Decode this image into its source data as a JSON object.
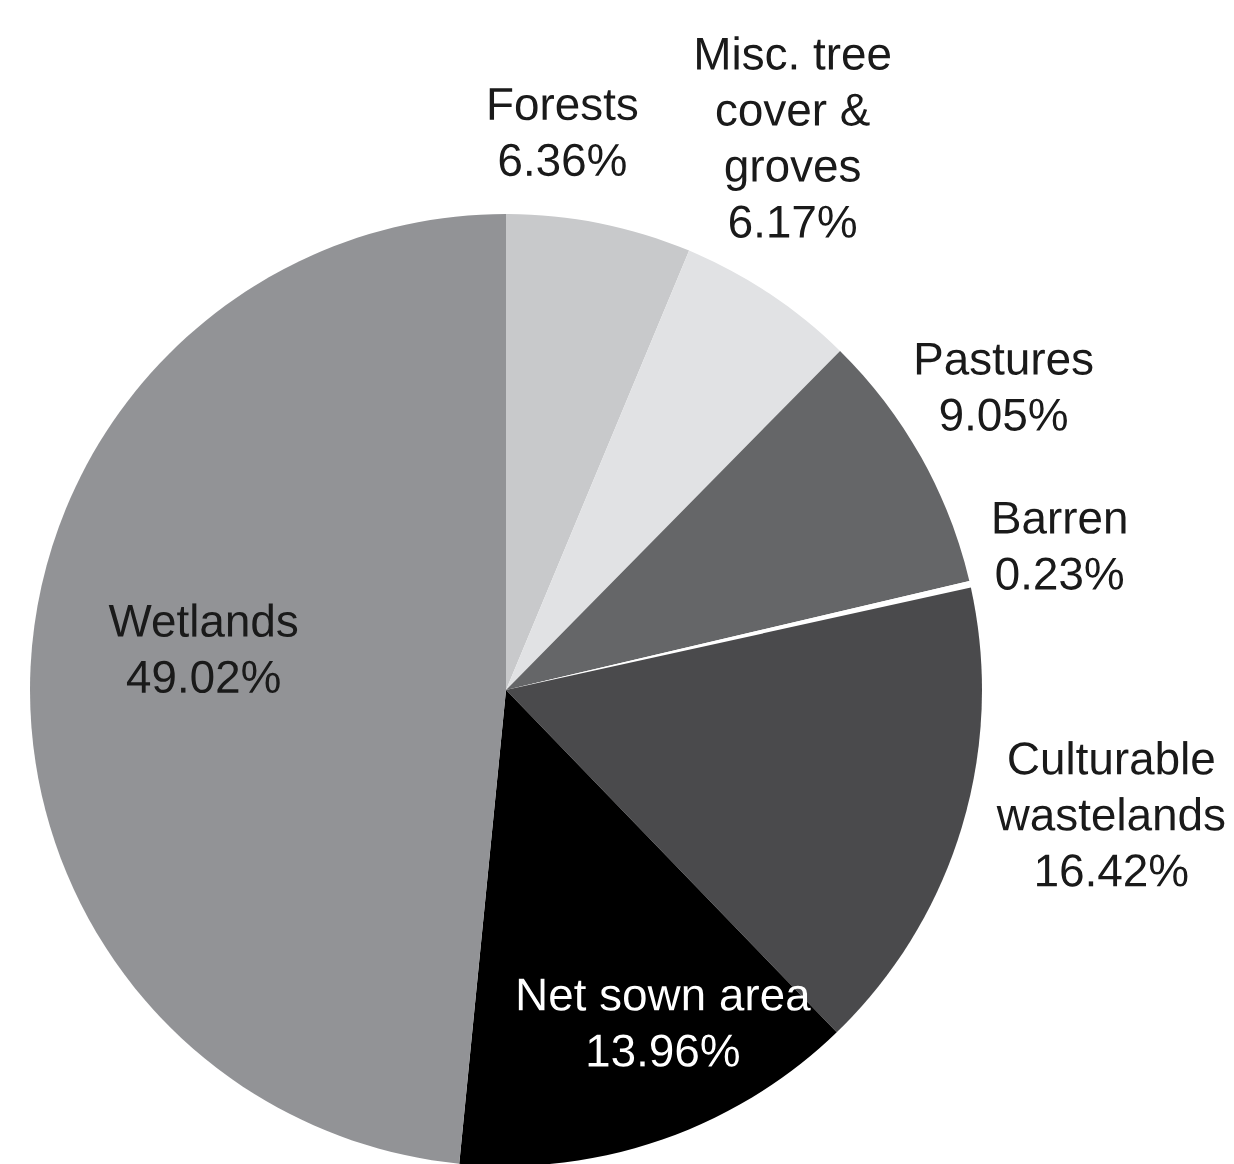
{
  "chart_data": {
    "type": "pie",
    "categories": [
      "Forests",
      "Misc. tree\ncover &\ngroves",
      "Pastures",
      "Barren",
      "Culturable\nwastelands",
      "Net sown area",
      "Wetlands"
    ],
    "values": [
      6.36,
      6.17,
      9.05,
      0.23,
      16.42,
      13.96,
      49.02
    ],
    "value_labels": [
      "6.36%",
      "6.17%",
      "9.05%",
      "0.23%",
      "16.42%",
      "13.96%",
      "49.02%"
    ],
    "colors": [
      "#c8c9cb",
      "#e1e2e4",
      "#656668",
      "#ffffff",
      "#4a4a4c",
      "#000000",
      "#929396"
    ]
  }
}
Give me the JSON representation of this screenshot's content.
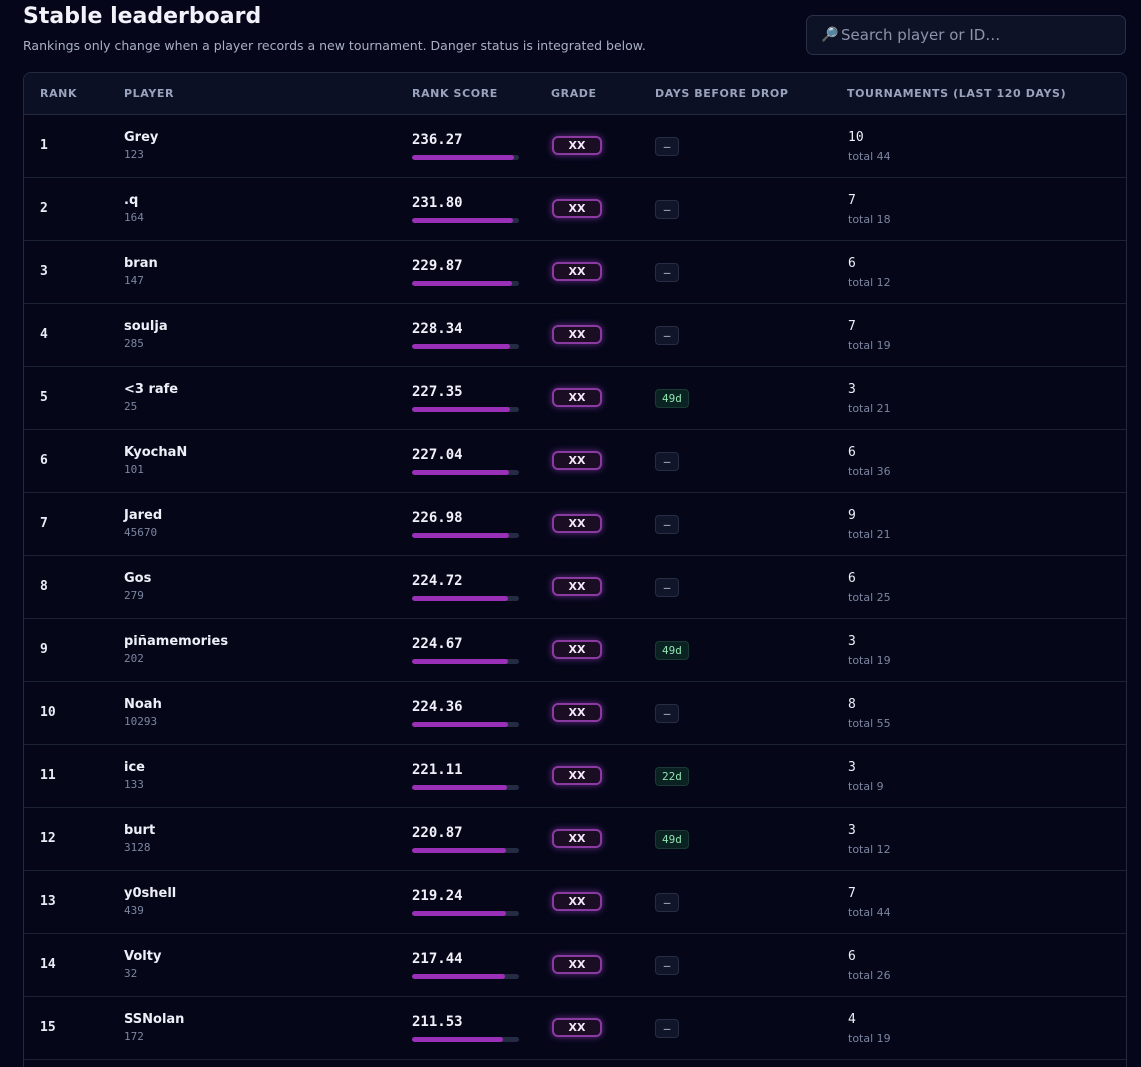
{
  "header": {
    "title": "Stable leaderboard",
    "subtitle": "Rankings only change when a player records a new tournament. Danger status is integrated below."
  },
  "search": {
    "icon": "magnifier-icon",
    "placeholder": "Search player or ID…",
    "value": ""
  },
  "colors": {
    "background": "#05061a",
    "score_bar": "#9a2fb8",
    "grade_glow": "#8a3aa0",
    "drop_safe_text": "#8fe3b0"
  },
  "columns": {
    "rank": "RANK",
    "player": "PLAYER",
    "rank_score": "RANK SCORE",
    "grade": "GRADE",
    "days_before_drop": "DAYS BEFORE DROP",
    "tournaments": "TOURNAMENTS (LAST 120 DAYS)"
  },
  "rows": [
    {
      "rank": "1",
      "name": "Grey",
      "id": "123",
      "score": "236.27",
      "score_fraction": 0.95,
      "grade": "XX",
      "drop": "–",
      "drop_status": "neutral",
      "tournaments": "10",
      "total": "total 44"
    },
    {
      "rank": "2",
      "name": ".q",
      "id": "164",
      "score": "231.80",
      "score_fraction": 0.94,
      "grade": "XX",
      "drop": "–",
      "drop_status": "neutral",
      "tournaments": "7",
      "total": "total 18"
    },
    {
      "rank": "3",
      "name": "bran",
      "id": "147",
      "score": "229.87",
      "score_fraction": 0.93,
      "grade": "XX",
      "drop": "–",
      "drop_status": "neutral",
      "tournaments": "6",
      "total": "total 12"
    },
    {
      "rank": "4",
      "name": "soulja",
      "id": "285",
      "score": "228.34",
      "score_fraction": 0.92,
      "grade": "XX",
      "drop": "–",
      "drop_status": "neutral",
      "tournaments": "7",
      "total": "total 19"
    },
    {
      "rank": "5",
      "name": "<3 rafe",
      "id": "25",
      "score": "227.35",
      "score_fraction": 0.92,
      "grade": "XX",
      "drop": "49d",
      "drop_status": "safe",
      "tournaments": "3",
      "total": "total 21"
    },
    {
      "rank": "6",
      "name": "KyochaN",
      "id": "101",
      "score": "227.04",
      "score_fraction": 0.91,
      "grade": "XX",
      "drop": "–",
      "drop_status": "neutral",
      "tournaments": "6",
      "total": "total 36"
    },
    {
      "rank": "7",
      "name": "Jared",
      "id": "45670",
      "score": "226.98",
      "score_fraction": 0.91,
      "grade": "XX",
      "drop": "–",
      "drop_status": "neutral",
      "tournaments": "9",
      "total": "total 21"
    },
    {
      "rank": "8",
      "name": "Gos",
      "id": "279",
      "score": "224.72",
      "score_fraction": 0.9,
      "grade": "XX",
      "drop": "–",
      "drop_status": "neutral",
      "tournaments": "6",
      "total": "total 25"
    },
    {
      "rank": "9",
      "name": "piñamemories",
      "id": "202",
      "score": "224.67",
      "score_fraction": 0.9,
      "grade": "XX",
      "drop": "49d",
      "drop_status": "safe",
      "tournaments": "3",
      "total": "total 19"
    },
    {
      "rank": "10",
      "name": "Noah",
      "id": "10293",
      "score": "224.36",
      "score_fraction": 0.9,
      "grade": "XX",
      "drop": "–",
      "drop_status": "neutral",
      "tournaments": "8",
      "total": "total 55"
    },
    {
      "rank": "11",
      "name": "ice",
      "id": "133",
      "score": "221.11",
      "score_fraction": 0.89,
      "grade": "XX",
      "drop": "22d",
      "drop_status": "safe",
      "tournaments": "3",
      "total": "total 9"
    },
    {
      "rank": "12",
      "name": "burt",
      "id": "3128",
      "score": "220.87",
      "score_fraction": 0.88,
      "grade": "XX",
      "drop": "49d",
      "drop_status": "safe",
      "tournaments": "3",
      "total": "total 12"
    },
    {
      "rank": "13",
      "name": "y0shell",
      "id": "439",
      "score": "219.24",
      "score_fraction": 0.88,
      "grade": "XX",
      "drop": "–",
      "drop_status": "neutral",
      "tournaments": "7",
      "total": "total 44"
    },
    {
      "rank": "14",
      "name": "Volty",
      "id": "32",
      "score": "217.44",
      "score_fraction": 0.87,
      "grade": "XX",
      "drop": "–",
      "drop_status": "neutral",
      "tournaments": "6",
      "total": "total 26"
    },
    {
      "rank": "15",
      "name": "SSNolan",
      "id": "172",
      "score": "211.53",
      "score_fraction": 0.85,
      "grade": "XX",
      "drop": "–",
      "drop_status": "neutral",
      "tournaments": "4",
      "total": "total 19"
    }
  ]
}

**WRITTEN REQUEST**
In the records above, find the lines containing "JSON" and copy them.

**FINISHED TASK**
Decode this image into its source data as a JSON object.
Give me the JSON representation of this screenshot's content.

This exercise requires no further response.